Given instruction:
Pull each line holding "grid" out of the entries below.

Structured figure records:
———

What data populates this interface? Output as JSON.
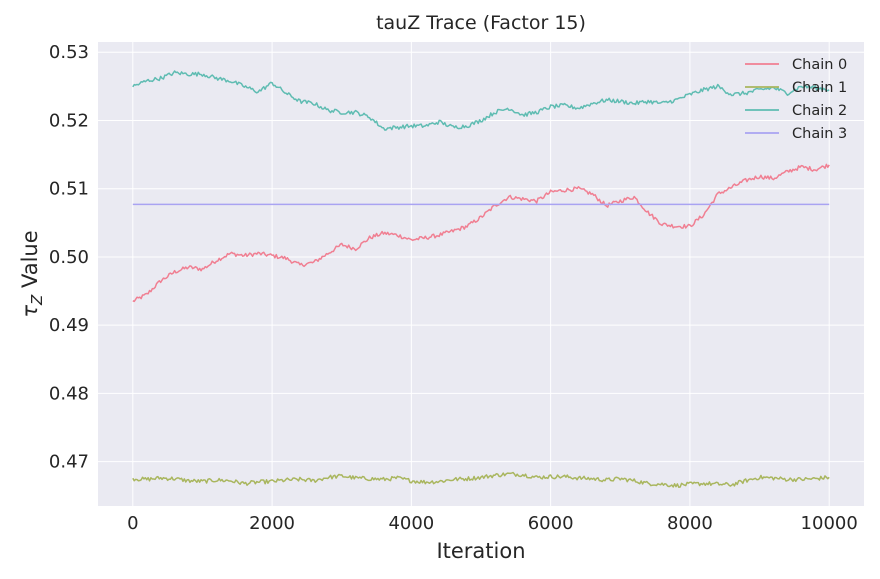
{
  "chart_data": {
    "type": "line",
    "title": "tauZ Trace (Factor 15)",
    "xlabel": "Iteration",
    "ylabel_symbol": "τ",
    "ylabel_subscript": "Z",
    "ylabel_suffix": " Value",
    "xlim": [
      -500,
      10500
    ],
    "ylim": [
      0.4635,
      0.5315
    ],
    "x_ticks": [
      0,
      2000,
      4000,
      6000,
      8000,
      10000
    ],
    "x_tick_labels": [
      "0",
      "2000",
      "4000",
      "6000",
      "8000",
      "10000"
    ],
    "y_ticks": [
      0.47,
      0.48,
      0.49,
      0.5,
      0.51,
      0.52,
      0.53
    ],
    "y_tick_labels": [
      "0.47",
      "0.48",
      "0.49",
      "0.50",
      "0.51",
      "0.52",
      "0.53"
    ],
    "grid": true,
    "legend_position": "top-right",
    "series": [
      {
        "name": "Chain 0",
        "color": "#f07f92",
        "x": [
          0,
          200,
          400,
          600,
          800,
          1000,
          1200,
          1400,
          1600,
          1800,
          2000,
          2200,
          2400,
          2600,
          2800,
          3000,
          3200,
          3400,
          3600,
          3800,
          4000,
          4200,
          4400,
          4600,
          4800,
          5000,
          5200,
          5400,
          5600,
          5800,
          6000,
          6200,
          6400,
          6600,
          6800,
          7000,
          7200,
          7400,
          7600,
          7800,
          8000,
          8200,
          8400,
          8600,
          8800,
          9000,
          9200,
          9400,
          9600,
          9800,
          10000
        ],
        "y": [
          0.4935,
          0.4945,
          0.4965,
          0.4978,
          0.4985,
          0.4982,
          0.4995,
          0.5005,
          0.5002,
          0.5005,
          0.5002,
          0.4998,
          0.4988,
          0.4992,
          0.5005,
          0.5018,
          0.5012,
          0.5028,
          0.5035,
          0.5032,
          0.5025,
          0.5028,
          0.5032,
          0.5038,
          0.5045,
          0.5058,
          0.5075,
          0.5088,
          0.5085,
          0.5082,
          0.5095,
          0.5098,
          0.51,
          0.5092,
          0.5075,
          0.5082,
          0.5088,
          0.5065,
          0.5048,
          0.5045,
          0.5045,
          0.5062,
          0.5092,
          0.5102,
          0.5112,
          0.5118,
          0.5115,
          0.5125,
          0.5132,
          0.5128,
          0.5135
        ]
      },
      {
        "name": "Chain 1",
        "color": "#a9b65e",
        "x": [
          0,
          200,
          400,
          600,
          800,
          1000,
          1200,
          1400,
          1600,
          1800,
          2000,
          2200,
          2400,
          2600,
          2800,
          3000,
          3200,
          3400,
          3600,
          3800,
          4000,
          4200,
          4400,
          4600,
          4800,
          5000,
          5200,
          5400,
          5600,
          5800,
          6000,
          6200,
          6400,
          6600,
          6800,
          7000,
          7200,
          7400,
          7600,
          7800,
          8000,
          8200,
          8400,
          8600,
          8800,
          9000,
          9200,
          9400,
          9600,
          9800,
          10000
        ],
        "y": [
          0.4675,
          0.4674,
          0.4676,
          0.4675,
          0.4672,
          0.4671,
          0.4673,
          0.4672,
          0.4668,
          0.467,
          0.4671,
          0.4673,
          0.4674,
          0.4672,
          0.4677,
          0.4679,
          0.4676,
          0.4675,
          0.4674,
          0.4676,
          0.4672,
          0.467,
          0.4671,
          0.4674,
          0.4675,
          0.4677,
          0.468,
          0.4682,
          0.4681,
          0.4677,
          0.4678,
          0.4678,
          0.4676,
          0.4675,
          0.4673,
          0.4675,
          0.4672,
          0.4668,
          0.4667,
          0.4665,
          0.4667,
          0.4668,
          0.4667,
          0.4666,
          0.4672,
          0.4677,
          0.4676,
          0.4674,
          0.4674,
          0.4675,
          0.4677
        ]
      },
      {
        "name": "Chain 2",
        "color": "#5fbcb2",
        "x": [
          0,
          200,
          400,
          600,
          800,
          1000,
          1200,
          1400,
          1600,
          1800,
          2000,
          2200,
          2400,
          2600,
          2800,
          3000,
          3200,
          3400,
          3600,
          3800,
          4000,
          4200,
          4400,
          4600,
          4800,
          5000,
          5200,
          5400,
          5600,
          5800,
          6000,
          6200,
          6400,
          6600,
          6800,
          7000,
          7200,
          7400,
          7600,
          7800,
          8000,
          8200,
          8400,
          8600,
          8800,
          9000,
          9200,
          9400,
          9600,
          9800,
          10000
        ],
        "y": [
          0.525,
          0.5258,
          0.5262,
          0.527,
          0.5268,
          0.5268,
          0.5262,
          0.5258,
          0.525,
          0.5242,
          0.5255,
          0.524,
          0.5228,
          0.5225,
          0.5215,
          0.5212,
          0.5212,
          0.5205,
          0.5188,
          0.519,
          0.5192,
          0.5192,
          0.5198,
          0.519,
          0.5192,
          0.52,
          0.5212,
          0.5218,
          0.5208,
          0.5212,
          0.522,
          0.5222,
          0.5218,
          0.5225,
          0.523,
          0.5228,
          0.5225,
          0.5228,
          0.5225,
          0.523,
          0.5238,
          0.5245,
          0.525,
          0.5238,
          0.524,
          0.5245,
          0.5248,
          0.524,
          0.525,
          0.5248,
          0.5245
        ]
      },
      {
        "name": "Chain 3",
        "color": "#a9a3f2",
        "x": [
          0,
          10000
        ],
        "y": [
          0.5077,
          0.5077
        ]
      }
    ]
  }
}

———

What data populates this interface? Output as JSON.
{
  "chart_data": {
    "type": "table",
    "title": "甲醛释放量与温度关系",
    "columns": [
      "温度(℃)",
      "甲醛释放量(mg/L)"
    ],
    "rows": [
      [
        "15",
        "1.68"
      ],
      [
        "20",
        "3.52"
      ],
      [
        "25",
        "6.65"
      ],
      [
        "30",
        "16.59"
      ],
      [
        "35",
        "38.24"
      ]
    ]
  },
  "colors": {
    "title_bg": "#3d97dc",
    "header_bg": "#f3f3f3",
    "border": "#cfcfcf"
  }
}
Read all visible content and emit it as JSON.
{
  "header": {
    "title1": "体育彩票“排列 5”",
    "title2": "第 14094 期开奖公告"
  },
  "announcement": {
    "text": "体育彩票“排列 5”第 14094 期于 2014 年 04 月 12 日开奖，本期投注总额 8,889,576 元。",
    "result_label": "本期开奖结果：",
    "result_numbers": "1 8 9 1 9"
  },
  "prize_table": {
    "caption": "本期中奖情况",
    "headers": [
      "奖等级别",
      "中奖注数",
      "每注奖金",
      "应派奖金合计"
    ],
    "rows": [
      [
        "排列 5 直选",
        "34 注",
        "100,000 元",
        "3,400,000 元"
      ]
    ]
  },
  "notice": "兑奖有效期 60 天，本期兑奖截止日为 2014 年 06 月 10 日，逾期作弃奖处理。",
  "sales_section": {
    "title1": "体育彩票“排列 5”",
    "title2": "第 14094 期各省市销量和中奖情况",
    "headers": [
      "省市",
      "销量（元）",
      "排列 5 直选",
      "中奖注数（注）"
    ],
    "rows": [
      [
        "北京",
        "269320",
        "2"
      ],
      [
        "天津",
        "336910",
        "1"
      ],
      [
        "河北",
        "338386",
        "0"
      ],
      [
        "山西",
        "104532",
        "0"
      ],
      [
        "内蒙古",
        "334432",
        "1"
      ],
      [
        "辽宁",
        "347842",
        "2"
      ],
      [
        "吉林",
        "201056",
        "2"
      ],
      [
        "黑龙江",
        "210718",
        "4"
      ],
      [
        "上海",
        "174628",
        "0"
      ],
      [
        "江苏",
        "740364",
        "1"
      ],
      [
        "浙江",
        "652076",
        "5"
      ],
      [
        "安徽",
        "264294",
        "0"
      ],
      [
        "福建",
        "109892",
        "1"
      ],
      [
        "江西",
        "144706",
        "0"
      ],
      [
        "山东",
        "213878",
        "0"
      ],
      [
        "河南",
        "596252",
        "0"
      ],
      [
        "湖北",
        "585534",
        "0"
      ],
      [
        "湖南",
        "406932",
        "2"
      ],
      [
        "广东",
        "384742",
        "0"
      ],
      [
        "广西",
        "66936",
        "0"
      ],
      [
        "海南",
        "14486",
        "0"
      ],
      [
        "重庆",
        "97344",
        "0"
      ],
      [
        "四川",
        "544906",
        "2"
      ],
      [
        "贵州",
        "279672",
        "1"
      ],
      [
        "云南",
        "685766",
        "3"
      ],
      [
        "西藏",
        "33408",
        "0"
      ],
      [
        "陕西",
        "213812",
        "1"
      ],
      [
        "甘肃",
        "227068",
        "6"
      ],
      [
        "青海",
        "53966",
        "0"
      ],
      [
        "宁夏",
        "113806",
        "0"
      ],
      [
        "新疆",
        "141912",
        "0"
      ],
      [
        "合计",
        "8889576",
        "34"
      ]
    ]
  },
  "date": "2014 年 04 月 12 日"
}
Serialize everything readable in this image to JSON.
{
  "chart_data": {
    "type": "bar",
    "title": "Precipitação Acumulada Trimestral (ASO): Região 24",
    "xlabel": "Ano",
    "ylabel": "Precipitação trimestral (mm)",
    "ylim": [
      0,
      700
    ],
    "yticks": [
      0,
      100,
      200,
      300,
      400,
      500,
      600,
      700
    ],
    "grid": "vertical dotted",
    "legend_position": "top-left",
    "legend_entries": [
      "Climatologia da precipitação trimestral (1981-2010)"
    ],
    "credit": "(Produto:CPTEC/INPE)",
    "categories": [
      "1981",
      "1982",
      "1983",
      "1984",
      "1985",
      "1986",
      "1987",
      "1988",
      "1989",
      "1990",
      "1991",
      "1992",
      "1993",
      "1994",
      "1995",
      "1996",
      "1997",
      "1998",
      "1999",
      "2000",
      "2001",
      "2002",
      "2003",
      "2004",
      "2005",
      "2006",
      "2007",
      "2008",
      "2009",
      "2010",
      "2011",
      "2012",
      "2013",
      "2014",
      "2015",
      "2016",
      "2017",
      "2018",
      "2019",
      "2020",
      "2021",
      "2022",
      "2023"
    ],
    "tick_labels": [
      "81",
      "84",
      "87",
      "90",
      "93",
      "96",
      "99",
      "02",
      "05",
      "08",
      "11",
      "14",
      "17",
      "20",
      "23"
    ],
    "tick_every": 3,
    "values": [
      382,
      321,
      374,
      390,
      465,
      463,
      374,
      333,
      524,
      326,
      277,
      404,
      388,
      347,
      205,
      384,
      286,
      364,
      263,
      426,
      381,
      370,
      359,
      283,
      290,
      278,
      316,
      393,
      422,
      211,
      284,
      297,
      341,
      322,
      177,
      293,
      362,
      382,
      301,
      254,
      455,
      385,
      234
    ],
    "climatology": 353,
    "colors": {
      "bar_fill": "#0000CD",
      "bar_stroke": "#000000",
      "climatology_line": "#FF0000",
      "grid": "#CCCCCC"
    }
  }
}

———

Task output:
    "grid": true,
    "grid": "vertical dotted",
      "grid": "#CCCCCC"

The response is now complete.